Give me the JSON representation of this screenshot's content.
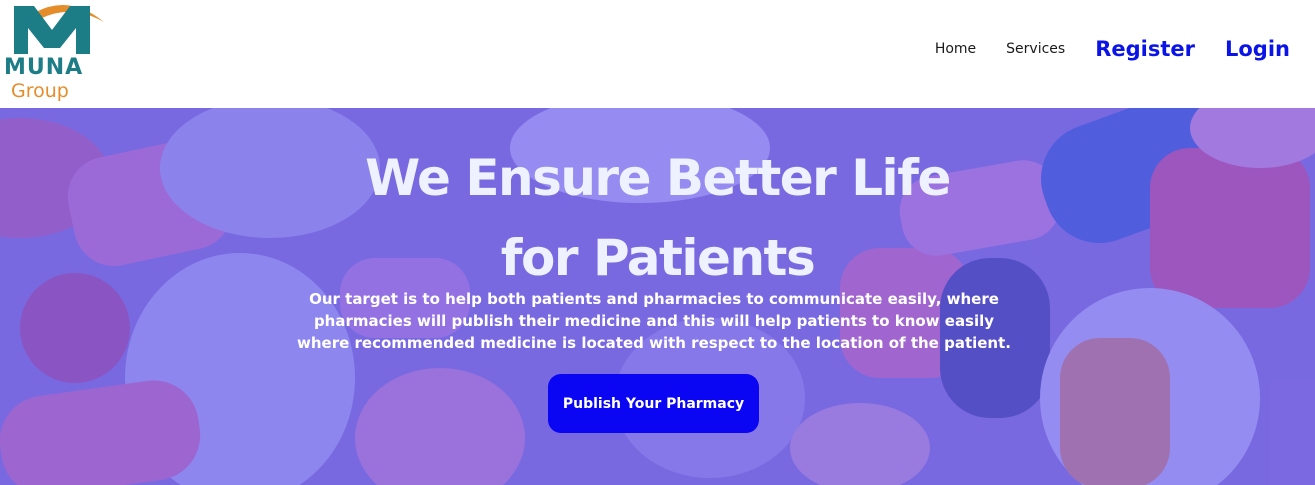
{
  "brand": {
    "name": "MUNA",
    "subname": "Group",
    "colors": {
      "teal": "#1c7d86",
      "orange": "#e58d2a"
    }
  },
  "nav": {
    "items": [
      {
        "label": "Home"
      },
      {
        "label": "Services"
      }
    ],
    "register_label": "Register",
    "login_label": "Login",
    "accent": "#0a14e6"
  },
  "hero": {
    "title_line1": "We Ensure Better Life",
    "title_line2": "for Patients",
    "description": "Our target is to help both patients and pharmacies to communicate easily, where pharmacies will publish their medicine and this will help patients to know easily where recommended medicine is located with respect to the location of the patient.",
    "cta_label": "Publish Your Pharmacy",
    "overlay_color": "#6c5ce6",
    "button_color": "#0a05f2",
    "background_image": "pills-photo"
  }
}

┄┄┄┄┄┄┄┄┄┄┄┄┄┄┄┄┄┄┄┄

Copy the listing word for word, excluding its pictures.

WRITTEN REPLY »
Give me the JSON representation of this screenshot's content.
{
  "brand": {
    "name": "MUNA",
    "subname": "Group",
    "colors": {
      "teal": "#1c7d86",
      "orange": "#e58d2a"
    }
  },
  "nav": {
    "items": [
      {
        "label": "Home"
      },
      {
        "label": "Services"
      }
    ],
    "register_label": "Register",
    "login_label": "Login",
    "accent": "#0a14e6"
  },
  "hero": {
    "title_line1": "We Ensure Better Life",
    "title_line2": "for Patients",
    "description": "Our target is to help both patients and pharmacies to communicate easily, where pharmacies will publish their medicine and this will help patients to know easily where recommended medicine is located with respect to the location of the patient.",
    "cta_label": "Publish Your Pharmacy",
    "overlay_color": "#6c5ce6",
    "button_color": "#0a05f2",
    "background_image": "pills-photo"
  }
}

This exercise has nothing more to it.